Work to be completed
Please reproduce every record, keeping each one exactly as written.

Exercise materials
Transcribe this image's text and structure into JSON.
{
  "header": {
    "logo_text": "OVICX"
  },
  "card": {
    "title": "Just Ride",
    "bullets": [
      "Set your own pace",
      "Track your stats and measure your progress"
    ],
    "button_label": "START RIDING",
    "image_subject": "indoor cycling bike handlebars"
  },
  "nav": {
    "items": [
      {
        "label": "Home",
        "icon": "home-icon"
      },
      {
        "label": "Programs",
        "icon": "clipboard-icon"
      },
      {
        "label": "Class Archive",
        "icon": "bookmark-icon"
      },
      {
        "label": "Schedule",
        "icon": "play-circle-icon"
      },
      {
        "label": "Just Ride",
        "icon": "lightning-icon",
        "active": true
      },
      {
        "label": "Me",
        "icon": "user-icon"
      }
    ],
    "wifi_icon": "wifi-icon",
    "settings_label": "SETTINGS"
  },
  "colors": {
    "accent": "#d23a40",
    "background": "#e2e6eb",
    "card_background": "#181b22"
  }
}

Solution
Transcribe this image's text and structure into JSON.
{
  "header": {
    "logo_text": "OVICX"
  },
  "card": {
    "title": "Just Ride",
    "bullets": [
      "Set your own pace",
      "Track your stats and measure your progress"
    ],
    "button_label": "START RIDING",
    "image_subject": "indoor cycling bike handlebars"
  },
  "nav": {
    "items": [
      {
        "label": "Home",
        "icon": "home-icon"
      },
      {
        "label": "Programs",
        "icon": "clipboard-icon"
      },
      {
        "label": "Class Archive",
        "icon": "bookmark-icon"
      },
      {
        "label": "Schedule",
        "icon": "play-circle-icon"
      },
      {
        "label": "Just Ride",
        "icon": "lightning-icon",
        "active": true
      },
      {
        "label": "Me",
        "icon": "user-icon"
      }
    ],
    "wifi_icon": "wifi-icon",
    "settings_label": "SETTINGS"
  },
  "colors": {
    "accent": "#d23a40",
    "background": "#e2e6eb",
    "card_background": "#181b22"
  }
}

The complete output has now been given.